# Instructions to follow
Recast every one of the records below as a JSON list of strings, with one string for each line and blank lines left out.

(Labeled box records)
______
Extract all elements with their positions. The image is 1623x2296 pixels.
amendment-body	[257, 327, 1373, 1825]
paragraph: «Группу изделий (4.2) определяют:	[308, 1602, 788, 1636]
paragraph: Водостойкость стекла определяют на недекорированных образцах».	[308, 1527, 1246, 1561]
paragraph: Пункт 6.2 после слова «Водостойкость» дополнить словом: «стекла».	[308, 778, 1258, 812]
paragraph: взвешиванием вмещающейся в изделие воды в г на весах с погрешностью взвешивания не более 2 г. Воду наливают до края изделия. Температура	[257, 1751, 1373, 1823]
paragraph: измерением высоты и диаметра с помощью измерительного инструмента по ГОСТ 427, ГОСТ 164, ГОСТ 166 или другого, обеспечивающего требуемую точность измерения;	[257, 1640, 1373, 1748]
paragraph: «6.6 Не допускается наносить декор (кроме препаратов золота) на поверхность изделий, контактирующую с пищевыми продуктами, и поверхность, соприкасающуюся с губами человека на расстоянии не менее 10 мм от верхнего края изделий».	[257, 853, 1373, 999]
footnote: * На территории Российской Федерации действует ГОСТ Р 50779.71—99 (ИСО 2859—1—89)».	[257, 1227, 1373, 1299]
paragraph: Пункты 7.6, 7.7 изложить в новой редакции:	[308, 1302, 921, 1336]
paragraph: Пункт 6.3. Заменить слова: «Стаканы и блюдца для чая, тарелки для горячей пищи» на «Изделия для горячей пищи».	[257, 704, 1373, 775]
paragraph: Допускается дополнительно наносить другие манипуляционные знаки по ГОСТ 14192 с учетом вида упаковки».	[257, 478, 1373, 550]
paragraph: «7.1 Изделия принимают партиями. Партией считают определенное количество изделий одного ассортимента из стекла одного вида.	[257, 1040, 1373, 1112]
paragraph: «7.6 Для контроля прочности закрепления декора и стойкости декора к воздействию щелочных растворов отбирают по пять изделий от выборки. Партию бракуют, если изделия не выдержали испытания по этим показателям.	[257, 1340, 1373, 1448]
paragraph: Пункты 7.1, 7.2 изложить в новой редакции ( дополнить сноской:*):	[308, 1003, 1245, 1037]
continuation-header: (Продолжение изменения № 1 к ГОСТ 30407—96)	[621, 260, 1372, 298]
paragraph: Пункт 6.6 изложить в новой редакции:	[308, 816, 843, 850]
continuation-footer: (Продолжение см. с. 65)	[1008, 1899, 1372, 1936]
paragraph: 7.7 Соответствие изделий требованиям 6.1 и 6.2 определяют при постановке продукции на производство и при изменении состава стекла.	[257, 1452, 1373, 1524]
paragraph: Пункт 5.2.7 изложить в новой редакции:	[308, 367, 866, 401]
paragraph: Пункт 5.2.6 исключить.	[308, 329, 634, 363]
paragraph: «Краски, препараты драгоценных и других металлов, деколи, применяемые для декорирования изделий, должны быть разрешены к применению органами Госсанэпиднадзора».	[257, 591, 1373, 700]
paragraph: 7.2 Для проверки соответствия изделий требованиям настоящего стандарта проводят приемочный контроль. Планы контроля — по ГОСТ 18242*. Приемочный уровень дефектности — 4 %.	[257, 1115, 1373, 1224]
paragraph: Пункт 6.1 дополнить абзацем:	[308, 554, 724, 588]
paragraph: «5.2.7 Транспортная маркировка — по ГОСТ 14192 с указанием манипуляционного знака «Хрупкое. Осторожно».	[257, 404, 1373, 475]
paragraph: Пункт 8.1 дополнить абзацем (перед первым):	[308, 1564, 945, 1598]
______
# Task output
[
  "Extract all elements with their positions. The image is 1623x2296 pixels.",
  "amendment-body\t[257, 327, 1373, 1825]",
  "paragraph: «Группу изделий (4.2) определяют:\t[308, 1602, 788, 1636]",
  "paragraph: Водостойкость стекла определяют на недекорированных образцах».\t[308, 1527, 1246, 1561]",
  "paragraph: Пункт 6.2 после слова «Водостойкость» дополнить словом: «стекла».\t[308, 778, 1258, 812]",
  "paragraph: взвешиванием вмещающейся в изделие воды в г на весах с погрешностью взвешивания не более 2 г. Воду наливают до края изделия. Температура\t[257, 1751, 1373, 1823]",
  "paragraph: измерением высоты и диаметра с помощью измерительного инструмента по ГОСТ 427, ГОСТ 164, ГОСТ 166 или другого, обеспечивающего требуемую точность измерения;\t[257, 1640, 1373, 1748]",
  "paragraph: «6.6 Не допускается наносить декор (кроме препаратов золота) на поверхность изделий, контактирующую с пищевыми продуктами, и поверхность, соприкасающуюся с губами человека на расстоянии не менее 10 мм от верхнего края изделий».\t[257, 853, 1373, 999]",
  "footnote: * На территории Российской Федерации действует ГОСТ Р 50779.71—99 (ИСО 2859—1—89)».\t[257, 1227, 1373, 1299]",
  "paragraph: Пункты 7.6, 7.7 изложить в новой редакции:\t[308, 1302, 921, 1336]",
  "paragraph: Пункт 6.3. Заменить слова: «Стаканы и блюдца для чая, тарелки для горячей пищи» на «Изделия для горячей пищи».\t[257, 704, 1373, 775]",
  "paragraph: Допускается дополнительно наносить другие манипуляционные знаки по ГОСТ 14192 с учетом вида упаковки».\t[257, 478, 1373, 550]",
  "paragraph: «7.1 Изделия принимают партиями. Партией считают определенное количество изделий одного ассортимента из стекла одного вида.\t[257, 1040, 1373, 1112]",
  "paragraph: «7.6 Для контроля прочности закрепления декора и стойкости декора к воздействию щелочных растворов отбирают по пять изделий от выборки. Партию бракуют, если изделия не выдержали испытания по этим показателям.\t[257, 1340, 1373, 1448]",
  "paragraph: Пункты 7.1, 7.2 изложить в новой редакции ( дополнить сноской:*):\t[308, 1003, 1245, 1037]",
  "continuation-header: (Продолжение изменения № 1 к ГОСТ 30407—96)\t[621, 260, 1372, 298]",
  "paragraph: Пункт 6.6 изложить в новой редакции:\t[308, 816, 843, 850]",
  "continuation-footer: (Продолжение см. с. 65)\t[1008, 1899, 1372, 1936]",
  "paragraph: 7.7 Соответствие изделий требованиям 6.1 и 6.2 определяют при постановке продукции на производство и при изменении состава стекла.\t[257, 1452, 1373, 1524]",
  "paragraph: Пункт 5.2.7 изложить в новой редакции:\t[308, 367, 866, 401]",
  "paragraph: Пункт 5.2.6 исключить.\t[308, 329, 634, 363]",
  "paragraph: «Краски, препараты драгоценных и других металлов, деколи, применяемые для декорирования изделий, должны быть разрешены к применению органами Госсанэпиднадзора».\t[257, 591, 1373, 700]",
  "paragraph: 7.2 Для проверки соответствия изделий требованиям настоящего стандарта проводят приемочный контроль. Планы контроля — по ГОСТ 18242*. Приемочный уровень дефектности — 4 %.\t[257, 1115, 1373, 1224]",
  "paragraph: Пункт 6.1 дополнить абзацем:\t[308, 554, 724, 588]",
  "paragraph: «5.2.7 Транспортная маркировка — по ГОСТ 14192 с указанием манипуляционного знака «Хрупкое. Осторожно».\t[257, 404, 1373, 475]",
  "paragraph: Пункт 8.1 дополнить абзацем (перед первым):\t[308, 1564, 945, 1598]"
]